====== Task material ======

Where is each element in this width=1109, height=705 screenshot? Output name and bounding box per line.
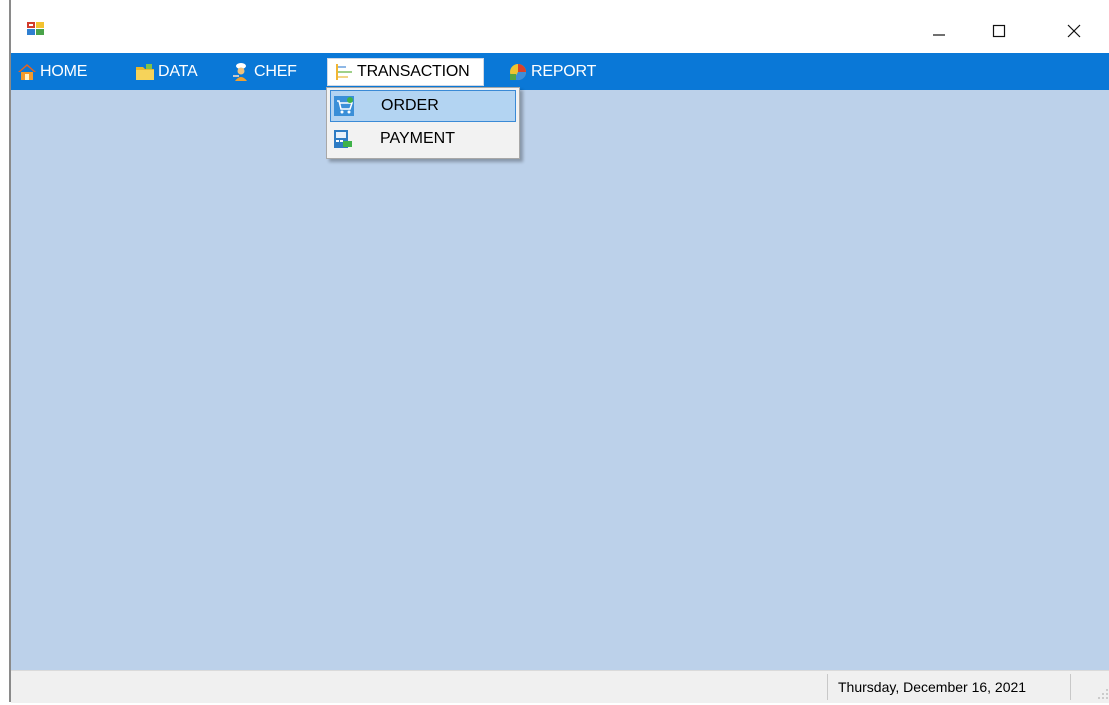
minimize-icon [933,34,945,36]
menu-item-transaction[interactable]: TRANSACTION [327,58,485,86]
status-bar: Thursday, December 16, 2021 [11,670,1109,703]
menu-item-label: CHEF [254,63,297,80]
menu-bar: HOME DATA CHEF TRANSACTION REPORT [11,53,1109,90]
maximize-button[interactable] [976,14,1022,48]
transaction-icon [334,62,354,82]
title-bar[interactable] [11,0,1109,53]
dropdown-item-label: PAYMENT [380,130,455,147]
close-icon [1067,24,1081,38]
app-window: HOME DATA CHEF TRANSACTION REPORT ORDER … [0,0,1109,703]
menu-item-label: TRANSACTION [357,63,470,80]
status-date: Thursday, December 16, 2021 [827,674,1071,700]
close-button[interactable] [1051,14,1097,48]
dropdown-item-order[interactable]: ORDER [330,90,516,122]
home-icon [17,62,37,82]
mdi-client-area [11,90,1109,670]
menu-item-label: HOME [40,63,88,80]
report-icon [508,62,528,82]
menu-item-report[interactable]: REPORT [508,58,596,86]
menu-item-data[interactable]: DATA [135,58,198,86]
menu-item-label: DATA [158,63,198,80]
resize-grip-icon[interactable] [1097,687,1109,699]
dropdown-item-label: ORDER [381,97,439,114]
menu-item-chef[interactable]: CHEF [231,58,297,86]
dropdown-item-payment[interactable]: PAYMENT [330,124,516,154]
payment-icon [333,129,353,149]
chef-icon [231,62,251,82]
maximize-icon [992,24,1006,38]
menu-item-label: REPORT [531,63,597,80]
app-icon [27,21,45,37]
transaction-dropdown: ORDER PAYMENT [326,87,520,159]
folder-icon [135,62,155,82]
menu-item-home[interactable]: HOME [17,58,87,86]
minimize-button[interactable] [916,14,962,48]
cart-icon [334,96,354,116]
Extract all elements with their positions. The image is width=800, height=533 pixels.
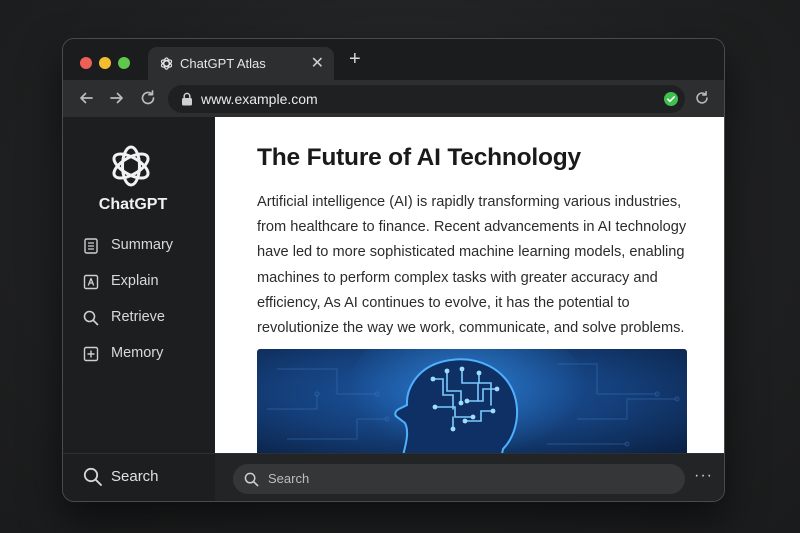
- search-icon: [83, 310, 99, 326]
- tab-close-icon[interactable]: ✕: [311, 53, 324, 73]
- sidebar-search-label: Search: [111, 468, 159, 485]
- lock-icon: [182, 92, 192, 106]
- ai-head-illustration: [257, 349, 687, 453]
- sidebar-item-explain[interactable]: Explain: [83, 271, 203, 295]
- reload-page-icon[interactable]: [693, 89, 711, 107]
- brand-name: ChatGPT: [98, 196, 168, 213]
- more-options-icon[interactable]: ···: [694, 467, 713, 485]
- reload-icon[interactable]: [138, 88, 158, 108]
- article-title: The Future of AI Technology: [257, 144, 581, 171]
- maximize-window-button[interactable]: [118, 57, 130, 69]
- web-page-content: The Future of AI Technology Artificial i…: [215, 117, 724, 453]
- sidebar-item-memory[interactable]: Memory: [83, 343, 203, 367]
- plus-box-icon: [83, 346, 99, 362]
- minimize-window-button[interactable]: [99, 57, 111, 69]
- openai-logo-icon: [112, 145, 150, 187]
- document-icon: [84, 238, 98, 254]
- navigation-toolbar: www.example.com: [63, 80, 724, 117]
- sidebar-item-label: Summary: [111, 237, 174, 253]
- address-bar[interactable]: www.example.com: [168, 85, 685, 113]
- search-icon: [244, 472, 259, 487]
- browser-window: ChatGPT Atlas ✕ + www.example.com ChatGP…: [62, 38, 725, 502]
- sidebar-search-button[interactable]: Search: [63, 453, 215, 501]
- url-text: www.example.com: [201, 91, 318, 107]
- sidebar-item-label: Memory: [111, 345, 164, 361]
- sidebar-item-label: Explain: [111, 273, 159, 289]
- back-arrow-icon[interactable]: [76, 88, 96, 108]
- tab-chatgpt-atlas[interactable]: ChatGPT Atlas ✕: [148, 47, 334, 80]
- new-tab-button[interactable]: +: [349, 49, 361, 69]
- tab-bar: ChatGPT Atlas ✕ +: [63, 39, 724, 80]
- chatgpt-sidebar: ChatGPT Summary Explain Retrieve Memory …: [63, 117, 215, 501]
- article-body: Artificial intelligence (AI) is rapidly …: [257, 194, 687, 337]
- secure-check-icon: [664, 92, 678, 106]
- search-icon: [83, 467, 102, 486]
- search-placeholder: Search: [268, 471, 310, 486]
- close-window-button[interactable]: [80, 57, 92, 69]
- sidebar-item-summary[interactable]: Summary: [83, 235, 203, 259]
- bottom-search-input[interactable]: Search: [233, 464, 685, 494]
- bottom-search-bar: Search ···: [215, 453, 724, 501]
- sidebar-item-retrieve[interactable]: Retrieve: [83, 307, 203, 331]
- forward-arrow-icon[interactable]: [107, 88, 127, 108]
- letter-a-icon: [83, 274, 99, 290]
- tab-title: ChatGPT Atlas: [180, 56, 266, 71]
- sidebar-item-label: Retrieve: [111, 309, 165, 325]
- openai-logo-icon: [160, 57, 173, 70]
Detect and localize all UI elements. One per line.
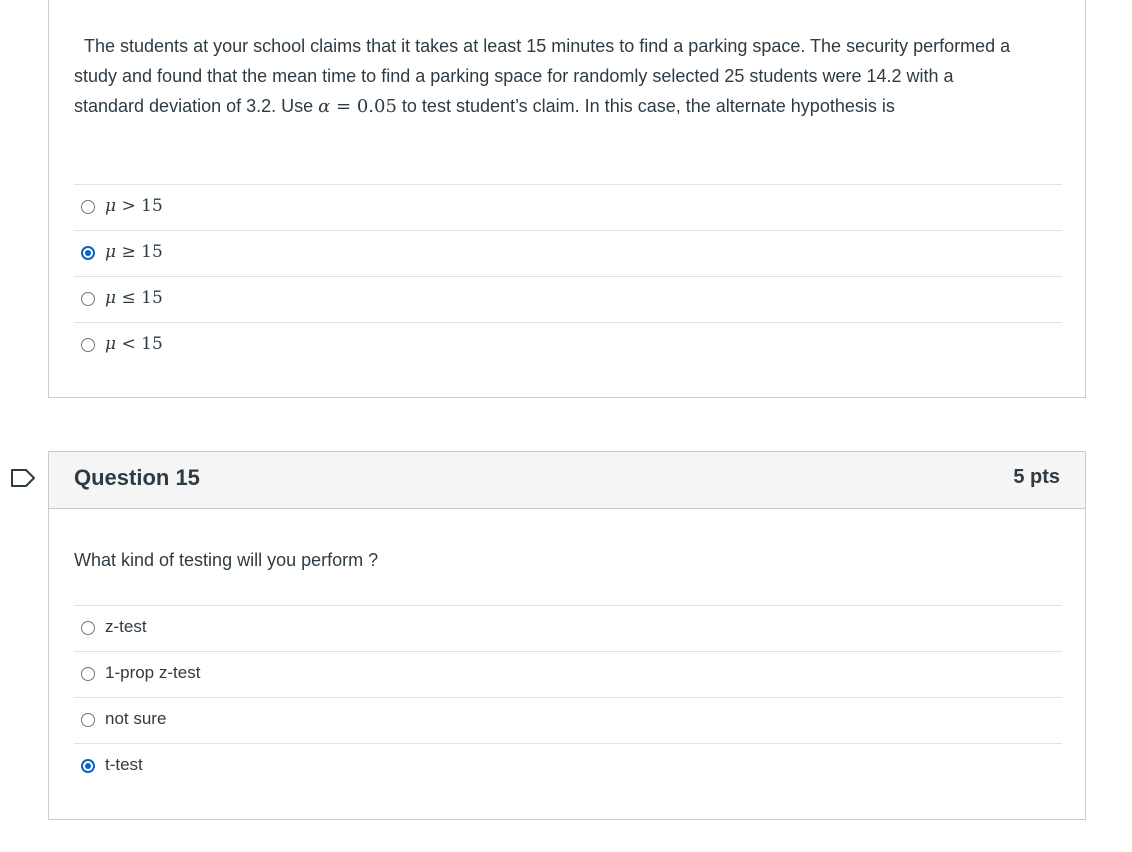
answer-label: μ ≥ 15: [105, 242, 163, 262]
radio-button[interactable]: [81, 338, 95, 352]
question-14-card: The students at your school claims that …: [48, 0, 1086, 398]
question-15-text: What kind of testing will you perform ?: [74, 550, 379, 570]
answer-option[interactable]: z-test: [74, 605, 1062, 651]
answer-option[interactable]: t-test: [74, 743, 1062, 789]
question-15-answers: z-test 1-prop z-test not sure t-test: [74, 605, 1062, 789]
answer-option[interactable]: 1-prop z-test: [74, 651, 1062, 697]
answer-label: 1-prop z-test: [105, 663, 201, 682]
answer-label: μ > 15: [105, 196, 163, 216]
answer-option[interactable]: not sure: [74, 697, 1062, 743]
answer-label: μ ≤ 15: [105, 288, 163, 308]
radio-button-selected[interactable]: [81, 246, 95, 260]
answer-label: t-test: [105, 755, 143, 774]
radio-button[interactable]: [81, 713, 95, 727]
answer-label: not sure: [105, 709, 167, 728]
answer-option[interactable]: μ ≤ 15: [74, 276, 1062, 322]
radio-button[interactable]: [81, 667, 95, 681]
question-14-text: The students at your school claims that …: [74, 36, 1011, 117]
answer-option[interactable]: μ < 15: [74, 322, 1062, 368]
answer-label: z-test: [105, 617, 147, 636]
answer-option[interactable]: μ > 15: [74, 184, 1062, 230]
question-15-card: Question 15 5 pts What kind of testing w…: [48, 451, 1086, 820]
answer-label: μ < 15: [105, 334, 163, 354]
radio-button[interactable]: [81, 292, 95, 306]
question-points: 5 pts: [1013, 466, 1060, 488]
question-14-answers: μ > 15 μ ≥ 15 μ ≤ 15 μ < 15: [74, 184, 1062, 368]
question-header: Question 15 5 pts: [49, 452, 1085, 509]
bookmark-flag-icon[interactable]: [10, 468, 36, 488]
radio-button[interactable]: [81, 621, 95, 635]
radio-button[interactable]: [81, 200, 95, 214]
radio-button-selected[interactable]: [81, 759, 95, 773]
question-title: Question 15: [74, 465, 200, 490]
answer-option[interactable]: μ ≥ 15: [74, 230, 1062, 276]
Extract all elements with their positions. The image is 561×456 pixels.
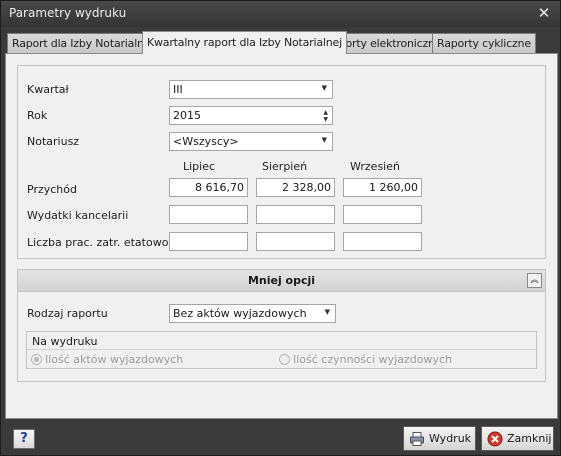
liczba-prac-field-2[interactable] <box>256 232 335 251</box>
printer-icon <box>410 432 424 446</box>
month-header-1: Lipiec <box>183 160 216 173</box>
liczba-prac-label: Liczba prac. zatr. etatowo <box>27 236 169 249</box>
tab-raport-izba[interactable]: Raport dla Izby Notarialnej <box>7 33 159 54</box>
wydatki-field-1[interactable] <box>169 205 248 224</box>
report-params-group: Kwartał III ▼ Rok 2015 ▲ ▼ Notariusz <Ws… <box>17 65 546 259</box>
przychod-value-3: 1 260,00 <box>369 181 418 194</box>
na-wydruku-group: Na wydruku Ilość aktów wyjazdowych Ilość… <box>26 331 537 369</box>
tab-strip: Raport dla Izby Notarialnej Kwartalny ra… <box>5 31 558 54</box>
close-button-label: Zamknij <box>507 432 552 445</box>
notariusz-label: Notariusz <box>27 135 80 148</box>
double-chevron-up-icon[interactable]: ︽ <box>527 273 542 288</box>
kwartal-combo[interactable]: III ▼ <box>169 80 333 99</box>
wydatki-label: Wydatki kancelarii <box>27 209 129 222</box>
radio-ilosc-czynnosci[interactable]: Ilość czynności wyjazdowych <box>279 353 452 366</box>
radio-unselected-icon <box>279 354 290 365</box>
close-icon[interactable]: ✕ <box>536 4 552 22</box>
tab-raporty-cykliczne[interactable]: Raporty cykliczne <box>432 33 536 54</box>
spin-up-icon[interactable]: ▲ <box>323 109 328 116</box>
radio-ilosc-aktow-label: Ilość aktów wyjazdowych <box>45 353 184 366</box>
wydatki-field-3[interactable] <box>343 205 422 224</box>
section-header[interactable]: Mniej opcji ︽ <box>18 270 545 292</box>
help-icon: ? <box>20 431 28 446</box>
na-wydruku-label: Na wydruku <box>32 335 98 348</box>
print-button-label: Wydruk <box>429 432 472 445</box>
divider <box>27 349 536 350</box>
section-title: Mniej opcji <box>247 274 316 287</box>
radio-selected-icon <box>31 354 42 365</box>
close-button[interactable]: Zamknij <box>481 426 554 451</box>
rok-value: 2015 <box>173 109 201 122</box>
liczba-prac-field-3[interactable] <box>343 232 422 251</box>
rodzaj-raportu-combo[interactable]: Bez aktów wyjazdowych ▼ <box>169 304 336 323</box>
chevron-down-icon: ▼ <box>321 84 327 92</box>
spin-down-icon[interactable]: ▼ <box>323 116 328 123</box>
print-button[interactable]: Wydruk <box>403 426 476 451</box>
rok-spinner[interactable]: 2015 ▲ ▼ <box>169 106 333 125</box>
month-header-2: Sierpień <box>262 160 308 173</box>
radio-ilosc-aktow[interactable]: Ilość aktów wyjazdowych <box>31 353 183 366</box>
less-options-section: Mniej opcji ︽ Rodzaj raportu Bez aktów w… <box>17 269 546 382</box>
kwartal-label: Kwartał <box>27 83 69 96</box>
przychod-label: Przychód <box>27 183 77 196</box>
chevron-down-icon: ▼ <box>321 136 327 144</box>
window-title: Parametry wydruku <box>9 6 127 20</box>
wydatki-field-2[interactable] <box>256 205 335 224</box>
przychod-value-1: 8 616,70 <box>195 181 244 194</box>
kwartal-value: III <box>173 83 183 96</box>
rok-label: Rok <box>27 109 48 122</box>
rodzaj-raportu-value: Bez aktów wyjazdowych <box>173 307 307 320</box>
rodzaj-raportu-label: Rodzaj raportu <box>27 307 108 320</box>
help-button[interactable]: ? <box>13 429 35 449</box>
przychod-value-2: 2 328,00 <box>282 181 331 194</box>
liczba-prac-field-1[interactable] <box>169 232 248 251</box>
notariusz-value: <Wszyscy> <box>173 135 239 148</box>
tab-kwartalny-raport[interactable]: Kwartalny raport dla Izby Notarialnej <box>142 31 347 54</box>
dialog-window: Parametry wydruku ✕ Raport dla Izby Nota… <box>0 0 561 456</box>
notariusz-combo[interactable]: <Wszyscy> ▼ <box>169 132 333 151</box>
month-header-3: Wrzesień <box>350 160 400 173</box>
chevron-down-icon: ▼ <box>324 308 330 316</box>
title-bar: Parametry wydruku ✕ <box>1 1 560 27</box>
przychod-field-3[interactable]: 1 260,00 <box>343 178 422 197</box>
przychod-field-1[interactable]: 8 616,70 <box>169 178 248 197</box>
cancel-icon <box>487 431 503 447</box>
przychod-field-2[interactable]: 2 328,00 <box>256 178 335 197</box>
tab-content-panel: Kwartał III ▼ Rok 2015 ▲ ▼ Notariusz <Ws… <box>5 53 558 419</box>
radio-ilosc-czynnosci-label: Ilość czynności wyjazdowych <box>293 353 452 366</box>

======

**What this task involves**
Reproduce the lines of the items verbatim, beginning at the line that contains "answer-label: μ ≥ 15: [105, 242, 163, 262]" and stopping after the line that contains "Extract all elements with their positions. The image is 561×456", with both of those lines included.

**The completed task**
answer-label: μ ≥ 15: [105, 242, 163, 262]
radio-button[interactable]: [81, 338, 95, 352]
question-14-card: The students at your school claims that …: [48, 0, 1086, 398]
question-15-text: What kind of testing will you perform ?: [74, 550, 379, 570]
answer-option[interactable]: z-test: [74, 605, 1062, 651]
answer-option[interactable]: t-test: [74, 743, 1062, 789]
question-15-answers: z-test 1-prop z-test not sure t-test: [74, 605, 1062, 789]
answer-option[interactable]: 1-prop z-test: [74, 651, 1062, 697]
answer-label: 1-prop z-test: [105, 663, 201, 682]
answer-label: μ > 15: [105, 196, 163, 216]
answer-option[interactable]: not sure: [74, 697, 1062, 743]
answer-label: μ ≤ 15: [105, 288, 163, 308]
radio-button-selected[interactable]: [81, 246, 95, 260]
answer-label: t-test: [105, 755, 143, 774]
radio-button[interactable]: [81, 713, 95, 727]
answer-label: not sure: [105, 709, 167, 728]
answer-option[interactable]: μ ≤ 15: [74, 276, 1062, 322]
radio-button[interactable]: [81, 667, 95, 681]
question-14-text: The students at your school claims that …: [74, 36, 1011, 117]
answer-option[interactable]: μ < 15: [74, 322, 1062, 368]
answer-label: z-test: [105, 617, 147, 636]
answer-option[interactable]: μ > 15: [74, 184, 1062, 230]
question-15-card: Question 15 5 pts What kind of testing w…: [48, 451, 1086, 820]
answer-label: μ < 15: [105, 334, 163, 354]
radio-button[interactable]: [81, 292, 95, 306]
question-points: 5 pts: [1013, 466, 1060, 488]
question-14-answers: μ > 15 μ ≥ 15 μ ≤ 15 μ < 15: [74, 184, 1062, 368]
question-header: Question 15 5 pts: [49, 452, 1085, 509]
bookmark-flag-icon[interactable]: [10, 468, 36, 488]
radio-button[interactable]: [81, 621, 95, 635]
radio-button[interactable]: [81, 200, 95, 214]
radio-button-selected[interactable]: [81, 759, 95, 773]
question-title: Question 15: [74, 465, 200, 490]
answer-option[interactable]: μ ≥ 15: [74, 230, 1062, 276]
Extract all elements with their positions. The image is 561×456 pixels.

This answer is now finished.